## Begin STORED DATA

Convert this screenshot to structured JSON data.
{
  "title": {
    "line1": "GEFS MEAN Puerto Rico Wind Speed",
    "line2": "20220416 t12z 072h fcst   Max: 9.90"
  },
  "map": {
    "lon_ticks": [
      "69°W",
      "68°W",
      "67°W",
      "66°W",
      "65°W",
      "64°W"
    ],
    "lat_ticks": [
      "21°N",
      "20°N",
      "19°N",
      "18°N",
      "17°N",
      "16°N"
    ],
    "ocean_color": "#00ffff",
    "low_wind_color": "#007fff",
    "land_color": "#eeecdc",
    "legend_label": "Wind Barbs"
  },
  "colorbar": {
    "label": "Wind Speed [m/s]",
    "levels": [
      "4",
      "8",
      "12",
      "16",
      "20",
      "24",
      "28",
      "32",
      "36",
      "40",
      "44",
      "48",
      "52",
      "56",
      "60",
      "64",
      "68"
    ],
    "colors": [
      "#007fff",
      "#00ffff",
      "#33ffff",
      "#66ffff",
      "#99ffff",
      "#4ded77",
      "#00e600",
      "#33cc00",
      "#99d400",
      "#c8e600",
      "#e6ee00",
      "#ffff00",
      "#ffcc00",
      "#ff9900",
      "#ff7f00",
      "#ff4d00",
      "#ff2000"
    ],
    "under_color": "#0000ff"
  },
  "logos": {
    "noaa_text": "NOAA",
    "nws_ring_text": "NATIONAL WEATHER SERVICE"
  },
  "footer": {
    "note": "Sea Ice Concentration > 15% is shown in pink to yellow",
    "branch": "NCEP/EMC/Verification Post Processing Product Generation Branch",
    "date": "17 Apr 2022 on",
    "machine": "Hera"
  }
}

## End STORED DATA

PROBLEM STATEMENT: Using the entries above, please restate each one word for word.

TASK OUTPUT:
Convert this screenshot to structured JSON data.
{
  "title": {
    "line1": "GEFS MEAN Puerto Rico Wind Speed",
    "line2": "20220416 t12z 072h fcst   Max: 9.90"
  },
  "map": {
    "lon_ticks": [
      "69°W",
      "68°W",
      "67°W",
      "66°W",
      "65°W",
      "64°W"
    ],
    "lat_ticks": [
      "21°N",
      "20°N",
      "19°N",
      "18°N",
      "17°N",
      "16°N"
    ],
    "ocean_color": "#00ffff",
    "low_wind_color": "#007fff",
    "land_color": "#eeecdc",
    "legend_label": "Wind Barbs"
  },
  "colorbar": {
    "label": "Wind Speed [m/s]",
    "levels": [
      "4",
      "8",
      "12",
      "16",
      "20",
      "24",
      "28",
      "32",
      "36",
      "40",
      "44",
      "48",
      "52",
      "56",
      "60",
      "64",
      "68"
    ],
    "colors": [
      "#007fff",
      "#00ffff",
      "#33ffff",
      "#66ffff",
      "#99ffff",
      "#4ded77",
      "#00e600",
      "#33cc00",
      "#99d400",
      "#c8e600",
      "#e6ee00",
      "#ffff00",
      "#ffcc00",
      "#ff9900",
      "#ff7f00",
      "#ff4d00",
      "#ff2000"
    ],
    "under_color": "#0000ff"
  },
  "logos": {
    "noaa_text": "NOAA",
    "nws_ring_text": "NATIONAL WEATHER SERVICE"
  },
  "footer": {
    "note": "Sea Ice Concentration > 15% is shown in pink to yellow",
    "branch": "NCEP/EMC/Verification Post Processing Product Generation Branch",
    "date": "17 Apr 2022 on",
    "machine": "Hera"
  }
}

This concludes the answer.